→ **Brief**
Repeat all the material exactly; pictures stay out of your copy.

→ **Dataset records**
* * *
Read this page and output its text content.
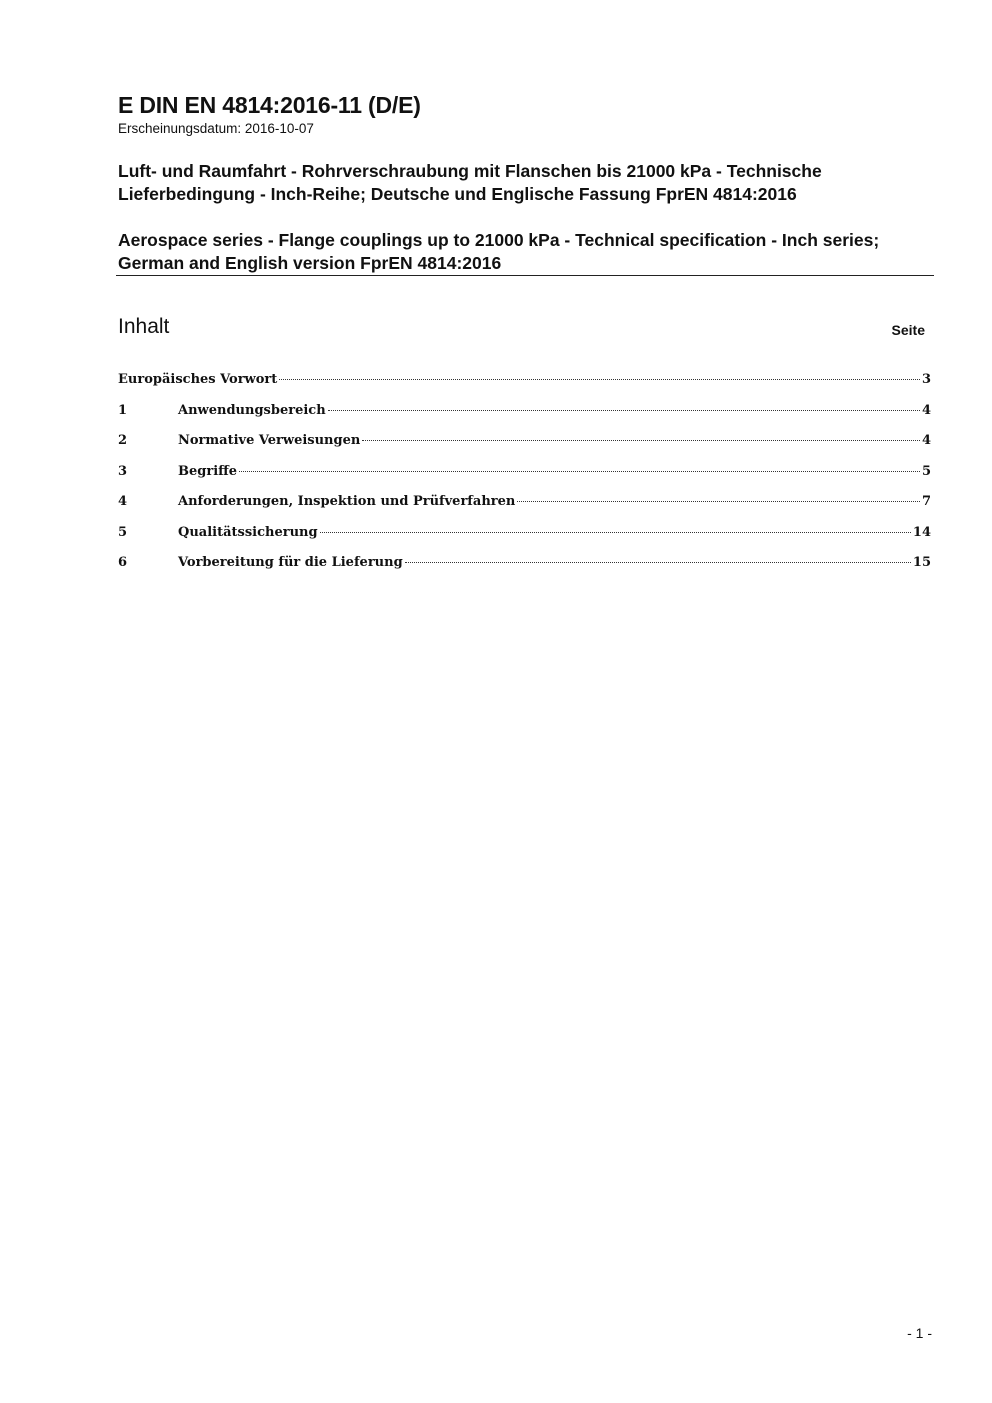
E DIN EN 4814:2016-11 (D/E)
Erscheinungsdatum: 2016-10-07
Luft- und Raumfahrt - Rohrverschraubung mit Flanschen bis 21000 kPa - Technische Lieferbedingung - Inch-Reihe; Deutsche und Englische Fassung FprEN 4814:2016
Aerospace series - Flange couplings up to 21000 kPa - Technical specification - Inch series; German and English version FprEN 4814:2016
Inhalt	Seite
Europäisches Vorwort	3
1	Anwendungsbereich	4
2	Normative Verweisungen	4
3	Begriffe	5
4	Anforderungen, Inspektion und Prüfverfahren	7
5	Qualitätssicherung	14
6	Vorbereitung für die Lieferung	15
- 1 -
* * *
→ **Task result**
Read this page and output its text content.
E DIN EN 4814:2016-11 (D/E)
Erscheinungsdatum: 2016-10-07
Luft- und Raumfahrt - Rohrverschraubung mit Flanschen bis 21000 kPa - Technische Lieferbedingung - Inch-Reihe; Deutsche und Englische Fassung FprEN 4814:2016
Aerospace series - Flange couplings up to 21000 kPa - Technical specification - Inch series; German and English version FprEN 4814:2016
Inhalt	Seite
Europäisches Vorwort	3
1	Anwendungsbereich	4
2	Normative Verweisungen	4
3	Begriffe	5
4	Anforderungen, Inspektion und Prüfverfahren	7
5	Qualitätssicherung	14
6	Vorbereitung für die Lieferung	15
- 1 -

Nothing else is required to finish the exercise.